A block of data:
<<<<

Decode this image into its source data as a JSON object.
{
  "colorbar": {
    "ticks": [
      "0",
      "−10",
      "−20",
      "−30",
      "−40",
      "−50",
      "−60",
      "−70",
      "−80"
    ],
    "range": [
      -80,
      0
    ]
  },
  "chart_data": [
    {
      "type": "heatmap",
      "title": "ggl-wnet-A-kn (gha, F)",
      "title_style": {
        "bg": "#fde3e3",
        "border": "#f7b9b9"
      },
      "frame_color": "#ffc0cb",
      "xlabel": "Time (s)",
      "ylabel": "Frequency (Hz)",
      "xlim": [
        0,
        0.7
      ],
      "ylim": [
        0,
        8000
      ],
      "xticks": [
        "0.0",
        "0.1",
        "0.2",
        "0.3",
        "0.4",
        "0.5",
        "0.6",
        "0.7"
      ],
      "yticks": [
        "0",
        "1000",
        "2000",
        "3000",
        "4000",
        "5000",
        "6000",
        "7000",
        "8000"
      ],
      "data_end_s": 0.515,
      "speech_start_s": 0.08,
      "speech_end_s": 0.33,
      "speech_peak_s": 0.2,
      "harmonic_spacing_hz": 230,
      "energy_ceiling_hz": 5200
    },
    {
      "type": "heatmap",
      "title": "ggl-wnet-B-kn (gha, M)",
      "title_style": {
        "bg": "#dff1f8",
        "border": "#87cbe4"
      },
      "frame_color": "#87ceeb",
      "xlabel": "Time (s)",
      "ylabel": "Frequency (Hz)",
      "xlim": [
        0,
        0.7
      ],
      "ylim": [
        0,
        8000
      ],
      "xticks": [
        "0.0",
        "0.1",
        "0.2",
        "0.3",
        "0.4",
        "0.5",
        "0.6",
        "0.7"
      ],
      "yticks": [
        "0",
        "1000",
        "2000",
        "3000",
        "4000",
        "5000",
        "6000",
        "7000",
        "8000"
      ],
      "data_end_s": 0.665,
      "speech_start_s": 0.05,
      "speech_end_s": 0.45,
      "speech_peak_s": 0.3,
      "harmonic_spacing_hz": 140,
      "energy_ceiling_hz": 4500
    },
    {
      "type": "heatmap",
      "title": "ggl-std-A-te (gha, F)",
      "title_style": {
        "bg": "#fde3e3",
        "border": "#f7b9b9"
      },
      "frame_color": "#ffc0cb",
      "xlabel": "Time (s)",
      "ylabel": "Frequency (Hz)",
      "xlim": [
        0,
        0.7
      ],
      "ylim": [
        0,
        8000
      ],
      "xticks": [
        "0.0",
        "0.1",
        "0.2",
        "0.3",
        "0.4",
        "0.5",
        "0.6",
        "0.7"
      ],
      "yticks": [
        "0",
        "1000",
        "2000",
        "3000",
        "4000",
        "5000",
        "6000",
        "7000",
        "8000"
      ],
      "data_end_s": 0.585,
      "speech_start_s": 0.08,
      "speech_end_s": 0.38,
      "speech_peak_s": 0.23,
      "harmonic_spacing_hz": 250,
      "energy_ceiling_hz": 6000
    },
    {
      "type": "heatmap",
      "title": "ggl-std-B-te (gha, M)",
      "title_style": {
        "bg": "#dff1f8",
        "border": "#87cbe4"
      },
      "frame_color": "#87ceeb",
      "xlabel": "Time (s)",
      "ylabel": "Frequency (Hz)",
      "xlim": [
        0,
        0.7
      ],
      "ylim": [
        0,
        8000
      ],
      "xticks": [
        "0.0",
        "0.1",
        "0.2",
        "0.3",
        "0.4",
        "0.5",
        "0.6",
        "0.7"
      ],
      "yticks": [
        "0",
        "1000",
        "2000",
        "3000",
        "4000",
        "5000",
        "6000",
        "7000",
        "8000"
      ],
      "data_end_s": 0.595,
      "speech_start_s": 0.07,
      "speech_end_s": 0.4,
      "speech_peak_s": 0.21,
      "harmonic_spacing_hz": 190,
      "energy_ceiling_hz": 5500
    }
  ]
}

>>>>

Repeat the material in full, exactly as it stands.

Decode this image into its source data as a JSON object.
{
  "colorbar": {
    "ticks": [
      "0",
      "−10",
      "−20",
      "−30",
      "−40",
      "−50",
      "−60",
      "−70",
      "−80"
    ],
    "range": [
      -80,
      0
    ]
  },
  "chart_data": [
    {
      "type": "heatmap",
      "title": "ggl-wnet-A-kn (gha, F)",
      "title_style": {
        "bg": "#fde3e3",
        "border": "#f7b9b9"
      },
      "frame_color": "#ffc0cb",
      "xlabel": "Time (s)",
      "ylabel": "Frequency (Hz)",
      "xlim": [
        0,
        0.7
      ],
      "ylim": [
        0,
        8000
      ],
      "xticks": [
        "0.0",
        "0.1",
        "0.2",
        "0.3",
        "0.4",
        "0.5",
        "0.6",
        "0.7"
      ],
      "yticks": [
        "0",
        "1000",
        "2000",
        "3000",
        "4000",
        "5000",
        "6000",
        "7000",
        "8000"
      ],
      "data_end_s": 0.515,
      "speech_start_s": 0.08,
      "speech_end_s": 0.33,
      "speech_peak_s": 0.2,
      "harmonic_spacing_hz": 230,
      "energy_ceiling_hz": 5200
    },
    {
      "type": "heatmap",
      "title": "ggl-wnet-B-kn (gha, M)",
      "title_style": {
        "bg": "#dff1f8",
        "border": "#87cbe4"
      },
      "frame_color": "#87ceeb",
      "xlabel": "Time (s)",
      "ylabel": "Frequency (Hz)",
      "xlim": [
        0,
        0.7
      ],
      "ylim": [
        0,
        8000
      ],
      "xticks": [
        "0.0",
        "0.1",
        "0.2",
        "0.3",
        "0.4",
        "0.5",
        "0.6",
        "0.7"
      ],
      "yticks": [
        "0",
        "1000",
        "2000",
        "3000",
        "4000",
        "5000",
        "6000",
        "7000",
        "8000"
      ],
      "data_end_s": 0.665,
      "speech_start_s": 0.05,
      "speech_end_s": 0.45,
      "speech_peak_s": 0.3,
      "harmonic_spacing_hz": 140,
      "energy_ceiling_hz": 4500
    },
    {
      "type": "heatmap",
      "title": "ggl-std-A-te (gha, F)",
      "title_style": {
        "bg": "#fde3e3",
        "border": "#f7b9b9"
      },
      "frame_color": "#ffc0cb",
      "xlabel": "Time (s)",
      "ylabel": "Frequency (Hz)",
      "xlim": [
        0,
        0.7
      ],
      "ylim": [
        0,
        8000
      ],
      "xticks": [
        "0.0",
        "0.1",
        "0.2",
        "0.3",
        "0.4",
        "0.5",
        "0.6",
        "0.7"
      ],
      "yticks": [
        "0",
        "1000",
        "2000",
        "3000",
        "4000",
        "5000",
        "6000",
        "7000",
        "8000"
      ],
      "data_end_s": 0.585,
      "speech_start_s": 0.08,
      "speech_end_s": 0.38,
      "speech_peak_s": 0.23,
      "harmonic_spacing_hz": 250,
      "energy_ceiling_hz": 6000
    },
    {
      "type": "heatmap",
      "title": "ggl-std-B-te (gha, M)",
      "title_style": {
        "bg": "#dff1f8",
        "border": "#87cbe4"
      },
      "frame_color": "#87ceeb",
      "xlabel": "Time (s)",
      "ylabel": "Frequency (Hz)",
      "xlim": [
        0,
        0.7
      ],
      "ylim": [
        0,
        8000
      ],
      "xticks": [
        "0.0",
        "0.1",
        "0.2",
        "0.3",
        "0.4",
        "0.5",
        "0.6",
        "0.7"
      ],
      "yticks": [
        "0",
        "1000",
        "2000",
        "3000",
        "4000",
        "5000",
        "6000",
        "7000",
        "8000"
      ],
      "data_end_s": 0.595,
      "speech_start_s": 0.07,
      "speech_end_s": 0.4,
      "speech_peak_s": 0.21,
      "harmonic_spacing_hz": 190,
      "energy_ceiling_hz": 5500
    }
  ]
}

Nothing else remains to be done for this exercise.